[Aim of the exercise] Find each line with the word "commerce" and say how many there are, nothing else.

++++ Provided material

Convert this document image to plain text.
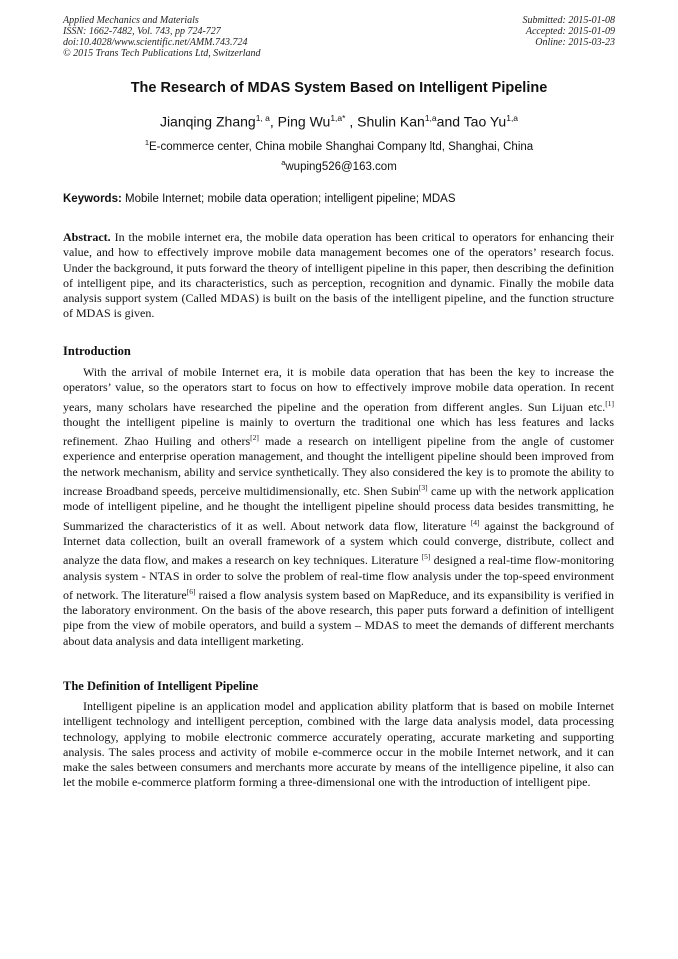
Applied Mechanics and Materials
ISSN: 1662-7482, Vol. 743, pp 724-727
doi:10.4028/www.scientific.net/AMM.743.724
© 2015 Trans Tech Publications Ltd, Switzerland
Submitted: 2015-01-08
Accepted: 2015-01-09
Online: 2015-03-23
The Research of MDAS System Based on Intelligent Pipeline
Jianqing Zhang$^{1, a}$, Ping $Wu^{1,a*}$ , Shulin Kan$^{1,a}$and Tao Yu$^{1,a}$
$^1$E-commerce center, China mobile Shanghai Company ltd, Shanghai, China
$^a$wuping526@163.com
Keywords: Mobile Internet; mobile data operation; intelligent pipeline; MDAS

Abstract. In the mobile internet era, the mobile data operation has been critical to operators for enhancing their value, and how to effectively improve mobile data management becomes one of the operators’ research focus. Under the background, it puts forward the theory of intelligent pipeline in this paper, then describing the definition of intelligent pipe, and its characteristics, such as perception, recognition and dynamic. Finally the mobile data analysis support system (Called MDAS) is built on the basis of the intelligent pipeline, and the function structure of MDAS is given.

Introduction

With the arrival of mobile Internet era, it is mobile data operation that has been the key to increase the operators’ value, so the operators start to focus on how to effectively improve mobile data operation. In recent years, many scholars have researched the pipeline and the operation from different angles. Sun Lijuan etc.[1] thought the intelligent pipeline is mainly to overturn the traditional one which has less features and lacks refinement. Zhao Huiling and others[2] made a research on intelligent pipeline from the angle of customer experience and enterprise operation management, and thought the intelligent pipeline should been improved from the network mechanism, ability and service synthetically. They also considered the key is to promote the ability to increase Broadband speeds, perceive multidimensionally, etc. Shen Subin[3] came up with the network application mode of intelligent pipeline, and he thought the intelligent pipeline should process data besides transmitting, he Summarized the characteristics of it as well. About network data flow, literature [4] against the background of Internet data collection, built an overall framework of a system which could converge, distribute, collect and analyze the data flow, and makes a research on key techniques. Literature [5] designed a real-time flow-monitoring analysis system - NTAS in order to solve the problem of real-time flow analysis under the top-speed environment of network. The literature[6] raised a flow analysis system based on MapReduce, and its expansibility is verified in the laboratory environment. On the basis of the above research, this paper puts forward a definition of intelligent pipe from the view of mobile operators, and build a system – MDAS to meet the demands of different merchants about data analysis and data intelligent marketing.

The Definition of Intelligent Pipeline

Intelligent pipeline is an application model and application ability platform that is based on mobile Internet intelligent technology and intelligent perception, combined with the large data analysis model, data processing technology, applying to mobile electronic commerce accurately operating, accurate marketing and supporting analysis. The sales process and activity of mobile e-commerce occur in the mobile Internet network, and it can make the sales between consumers and merchants more accurate by means of the intelligence pipeline, it also can let the mobile e-commerce platform forming a three-dimensional one with the introduction of intelligent pipe.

++++++++

[Response below] 2